* **What you are asked to do**
Here are some entries; quote each one exactly.

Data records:
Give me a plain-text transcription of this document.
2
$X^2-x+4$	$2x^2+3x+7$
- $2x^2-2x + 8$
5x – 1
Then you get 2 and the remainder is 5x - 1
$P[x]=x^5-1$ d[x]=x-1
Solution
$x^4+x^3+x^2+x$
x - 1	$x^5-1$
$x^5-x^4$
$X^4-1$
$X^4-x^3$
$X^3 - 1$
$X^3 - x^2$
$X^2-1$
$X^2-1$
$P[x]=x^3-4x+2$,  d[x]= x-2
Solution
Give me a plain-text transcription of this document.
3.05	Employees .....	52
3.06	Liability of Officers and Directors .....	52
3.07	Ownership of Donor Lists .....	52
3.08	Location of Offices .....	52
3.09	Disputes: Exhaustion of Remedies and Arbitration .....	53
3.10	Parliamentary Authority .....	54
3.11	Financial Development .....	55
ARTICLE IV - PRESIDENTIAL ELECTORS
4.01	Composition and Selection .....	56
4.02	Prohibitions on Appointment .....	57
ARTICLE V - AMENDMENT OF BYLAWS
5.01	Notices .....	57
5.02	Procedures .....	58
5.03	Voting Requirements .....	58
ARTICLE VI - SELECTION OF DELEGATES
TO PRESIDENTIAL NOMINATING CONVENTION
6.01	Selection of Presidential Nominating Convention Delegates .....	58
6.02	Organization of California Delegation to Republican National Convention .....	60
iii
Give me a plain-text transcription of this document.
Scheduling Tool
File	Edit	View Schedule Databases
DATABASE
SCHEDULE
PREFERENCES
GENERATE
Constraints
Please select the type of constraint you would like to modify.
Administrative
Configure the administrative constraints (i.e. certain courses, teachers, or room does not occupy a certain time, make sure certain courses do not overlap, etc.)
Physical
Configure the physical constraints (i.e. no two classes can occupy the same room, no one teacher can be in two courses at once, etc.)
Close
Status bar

* **Response**
Give me a plain-text transcription of this document.
2
$X^2-x+4$	$2x^2+3x+7$
- $2x^2-2x + 8$
5x – 1
Then you get 2 and the remainder is 5x - 1
$P[x]=x^5-1$ d[x]=x-1
Solution
$x^4+x^3+x^2+x$
x - 1	$x^5-1$
$x^5-x^4$
$X^4-1$
$X^4-x^3$
$X^3 - 1$
$X^3 - x^2$
$X^2-1$
$X^2-1$
$P[x]=x^3-4x+2$,  d[x]= x-2
Solution
Give me a plain-text transcription of this document.
3.05	Employees .....	52
3.06	Liability of Officers and Directors .....	52
3.07	Ownership of Donor Lists .....	52
3.08	Location of Offices .....	52
3.09	Disputes: Exhaustion of Remedies and Arbitration .....	53
3.10	Parliamentary Authority .....	54
3.11	Financial Development .....	55
ARTICLE IV - PRESIDENTIAL ELECTORS
4.01	Composition and Selection .....	56
4.02	Prohibitions on Appointment .....	57
ARTICLE V - AMENDMENT OF BYLAWS
5.01	Notices .....	57
5.02	Procedures .....	58
5.03	Voting Requirements .....	58
ARTICLE VI - SELECTION OF DELEGATES
TO PRESIDENTIAL NOMINATING CONVENTION
6.01	Selection of Presidential Nominating Convention Delegates .....	58
6.02	Organization of California Delegation to Republican National Convention .....	60
iii
Give me a plain-text transcription of this document.
Scheduling Tool
File	Edit	View Schedule Databases
DATABASE
SCHEDULE
PREFERENCES
GENERATE
Constraints
Please select the type of constraint you would like to modify.
Administrative
Configure the administrative constraints (i.e. certain courses, teachers, or room does not occupy a certain time, make sure certain courses do not overlap, etc.)
Physical
Configure the physical constraints (i.e. no two classes can occupy the same room, no one teacher can be in two courses at once, etc.)
Close
Status bar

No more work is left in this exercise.